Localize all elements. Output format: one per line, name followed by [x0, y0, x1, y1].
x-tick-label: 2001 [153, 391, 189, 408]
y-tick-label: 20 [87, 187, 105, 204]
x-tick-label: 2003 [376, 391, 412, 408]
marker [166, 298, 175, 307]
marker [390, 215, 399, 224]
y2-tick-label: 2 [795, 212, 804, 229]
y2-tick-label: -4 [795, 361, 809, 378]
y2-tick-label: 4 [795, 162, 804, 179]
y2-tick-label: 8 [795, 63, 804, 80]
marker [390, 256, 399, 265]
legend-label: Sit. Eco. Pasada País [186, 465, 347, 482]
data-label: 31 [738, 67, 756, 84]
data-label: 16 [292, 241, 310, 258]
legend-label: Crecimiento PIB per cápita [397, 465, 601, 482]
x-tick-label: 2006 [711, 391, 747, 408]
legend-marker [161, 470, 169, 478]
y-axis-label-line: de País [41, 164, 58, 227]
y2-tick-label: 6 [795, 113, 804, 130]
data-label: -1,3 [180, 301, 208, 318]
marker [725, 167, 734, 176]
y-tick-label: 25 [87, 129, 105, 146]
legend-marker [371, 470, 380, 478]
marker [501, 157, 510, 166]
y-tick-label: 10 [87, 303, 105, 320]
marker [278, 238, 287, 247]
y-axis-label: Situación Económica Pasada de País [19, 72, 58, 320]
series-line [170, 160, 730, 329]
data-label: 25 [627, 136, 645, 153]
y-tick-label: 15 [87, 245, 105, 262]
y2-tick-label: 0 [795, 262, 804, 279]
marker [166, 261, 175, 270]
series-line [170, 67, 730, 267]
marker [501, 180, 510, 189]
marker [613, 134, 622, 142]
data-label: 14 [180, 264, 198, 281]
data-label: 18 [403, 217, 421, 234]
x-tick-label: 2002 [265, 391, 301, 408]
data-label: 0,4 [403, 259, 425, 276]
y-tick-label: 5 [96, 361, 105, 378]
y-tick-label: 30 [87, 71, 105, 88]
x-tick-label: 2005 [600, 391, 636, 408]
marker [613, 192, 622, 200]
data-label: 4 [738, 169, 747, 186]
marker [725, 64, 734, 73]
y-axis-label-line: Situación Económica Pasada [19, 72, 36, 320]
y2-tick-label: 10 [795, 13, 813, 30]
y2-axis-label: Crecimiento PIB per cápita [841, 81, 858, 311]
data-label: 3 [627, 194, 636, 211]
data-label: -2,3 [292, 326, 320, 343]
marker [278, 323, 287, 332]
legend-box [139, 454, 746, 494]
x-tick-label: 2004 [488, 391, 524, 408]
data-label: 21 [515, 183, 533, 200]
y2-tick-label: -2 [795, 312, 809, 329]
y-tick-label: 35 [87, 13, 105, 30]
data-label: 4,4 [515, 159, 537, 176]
=======
→ Prompt
Which lines of the items above contain the string "Situación", with case counting? Show each such line in full.

→ Solution to the exercise
y-axis-label: Situación Económica Pasada de País [19, 72, 58, 320]
y-axis-label-line: Situación Económica Pasada [19, 72, 36, 320]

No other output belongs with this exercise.